══ DATA EXTRACT ══

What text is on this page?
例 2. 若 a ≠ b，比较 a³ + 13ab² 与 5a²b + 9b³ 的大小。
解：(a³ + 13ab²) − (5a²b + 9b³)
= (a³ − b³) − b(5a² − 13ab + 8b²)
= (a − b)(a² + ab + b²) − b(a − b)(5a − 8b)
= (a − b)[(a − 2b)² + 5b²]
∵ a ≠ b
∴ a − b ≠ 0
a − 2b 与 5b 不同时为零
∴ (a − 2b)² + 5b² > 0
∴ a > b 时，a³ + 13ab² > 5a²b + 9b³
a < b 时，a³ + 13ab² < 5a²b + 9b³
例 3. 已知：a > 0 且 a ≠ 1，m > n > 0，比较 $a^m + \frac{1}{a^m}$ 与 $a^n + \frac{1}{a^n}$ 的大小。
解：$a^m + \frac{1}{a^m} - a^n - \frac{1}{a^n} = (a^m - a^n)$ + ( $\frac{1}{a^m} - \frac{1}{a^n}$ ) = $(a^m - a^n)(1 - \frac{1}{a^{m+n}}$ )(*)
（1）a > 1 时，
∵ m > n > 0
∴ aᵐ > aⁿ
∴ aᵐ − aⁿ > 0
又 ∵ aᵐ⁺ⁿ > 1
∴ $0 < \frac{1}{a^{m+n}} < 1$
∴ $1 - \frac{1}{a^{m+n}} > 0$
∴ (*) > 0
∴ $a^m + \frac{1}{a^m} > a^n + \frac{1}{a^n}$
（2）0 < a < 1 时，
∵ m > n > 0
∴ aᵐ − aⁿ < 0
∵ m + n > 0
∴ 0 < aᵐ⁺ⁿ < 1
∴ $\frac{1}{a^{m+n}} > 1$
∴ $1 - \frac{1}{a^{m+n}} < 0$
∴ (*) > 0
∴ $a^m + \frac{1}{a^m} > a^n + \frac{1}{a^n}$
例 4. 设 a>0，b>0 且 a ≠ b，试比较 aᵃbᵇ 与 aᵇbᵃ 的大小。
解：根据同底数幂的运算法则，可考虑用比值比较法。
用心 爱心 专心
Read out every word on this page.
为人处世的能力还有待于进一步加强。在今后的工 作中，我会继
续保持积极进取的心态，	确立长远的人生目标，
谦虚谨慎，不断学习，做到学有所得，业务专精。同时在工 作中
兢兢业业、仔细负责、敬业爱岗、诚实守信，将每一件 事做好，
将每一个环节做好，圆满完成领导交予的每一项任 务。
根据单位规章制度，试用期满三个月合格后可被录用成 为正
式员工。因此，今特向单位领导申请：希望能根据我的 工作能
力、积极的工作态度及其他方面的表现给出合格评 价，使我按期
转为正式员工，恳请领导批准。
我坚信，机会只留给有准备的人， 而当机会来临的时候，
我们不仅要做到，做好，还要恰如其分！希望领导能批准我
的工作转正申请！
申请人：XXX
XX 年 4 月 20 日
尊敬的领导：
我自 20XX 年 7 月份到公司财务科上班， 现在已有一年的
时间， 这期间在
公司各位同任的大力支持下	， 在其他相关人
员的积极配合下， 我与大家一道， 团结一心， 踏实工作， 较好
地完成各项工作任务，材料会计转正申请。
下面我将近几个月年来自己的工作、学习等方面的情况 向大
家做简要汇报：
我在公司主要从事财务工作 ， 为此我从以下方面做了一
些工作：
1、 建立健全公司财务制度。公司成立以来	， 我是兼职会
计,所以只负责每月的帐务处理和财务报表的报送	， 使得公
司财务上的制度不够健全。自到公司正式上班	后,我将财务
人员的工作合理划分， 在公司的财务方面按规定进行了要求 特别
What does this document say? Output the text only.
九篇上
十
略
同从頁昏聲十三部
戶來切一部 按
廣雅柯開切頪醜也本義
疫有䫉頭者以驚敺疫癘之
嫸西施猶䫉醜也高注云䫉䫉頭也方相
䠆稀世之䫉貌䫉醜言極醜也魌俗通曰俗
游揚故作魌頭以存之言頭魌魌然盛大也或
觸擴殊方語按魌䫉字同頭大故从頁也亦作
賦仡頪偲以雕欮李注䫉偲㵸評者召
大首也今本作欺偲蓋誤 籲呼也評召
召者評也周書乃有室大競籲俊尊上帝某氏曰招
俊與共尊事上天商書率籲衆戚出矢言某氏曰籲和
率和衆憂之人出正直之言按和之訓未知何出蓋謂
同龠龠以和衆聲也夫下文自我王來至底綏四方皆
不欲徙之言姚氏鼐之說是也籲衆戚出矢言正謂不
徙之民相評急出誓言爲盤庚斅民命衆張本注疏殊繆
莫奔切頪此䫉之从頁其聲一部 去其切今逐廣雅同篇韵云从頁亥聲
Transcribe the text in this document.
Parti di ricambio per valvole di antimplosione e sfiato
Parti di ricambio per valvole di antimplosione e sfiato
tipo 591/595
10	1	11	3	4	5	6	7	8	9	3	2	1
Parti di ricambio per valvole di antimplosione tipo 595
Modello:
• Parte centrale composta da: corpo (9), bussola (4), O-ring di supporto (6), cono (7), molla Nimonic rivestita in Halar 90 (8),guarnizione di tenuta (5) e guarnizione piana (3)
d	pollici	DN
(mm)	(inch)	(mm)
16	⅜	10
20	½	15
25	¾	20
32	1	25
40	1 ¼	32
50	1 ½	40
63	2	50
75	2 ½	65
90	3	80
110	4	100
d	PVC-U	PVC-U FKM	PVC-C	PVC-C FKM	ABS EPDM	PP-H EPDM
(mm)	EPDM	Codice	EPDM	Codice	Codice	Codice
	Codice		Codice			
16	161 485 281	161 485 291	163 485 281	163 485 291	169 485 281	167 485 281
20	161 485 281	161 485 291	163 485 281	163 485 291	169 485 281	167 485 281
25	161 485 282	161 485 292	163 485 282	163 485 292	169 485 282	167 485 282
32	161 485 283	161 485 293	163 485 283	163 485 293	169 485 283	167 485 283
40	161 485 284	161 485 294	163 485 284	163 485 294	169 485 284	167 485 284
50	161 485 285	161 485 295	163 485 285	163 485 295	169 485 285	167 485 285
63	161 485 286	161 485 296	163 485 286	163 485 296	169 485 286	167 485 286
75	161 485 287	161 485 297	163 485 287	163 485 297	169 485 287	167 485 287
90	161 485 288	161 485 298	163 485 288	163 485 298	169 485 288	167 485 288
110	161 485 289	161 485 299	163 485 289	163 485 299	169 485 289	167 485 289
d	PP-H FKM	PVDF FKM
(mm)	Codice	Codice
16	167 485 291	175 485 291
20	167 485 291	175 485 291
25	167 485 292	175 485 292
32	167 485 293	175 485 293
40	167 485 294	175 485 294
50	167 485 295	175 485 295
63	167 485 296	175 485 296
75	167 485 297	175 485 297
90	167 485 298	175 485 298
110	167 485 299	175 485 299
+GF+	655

═══

■ **EXERCISE DIRECTIONS**: Show, from the listing above, each line that contains the word "page".

■ **WRITTEN RESPONSE**:
What text is on this page?
Read out every word on this page.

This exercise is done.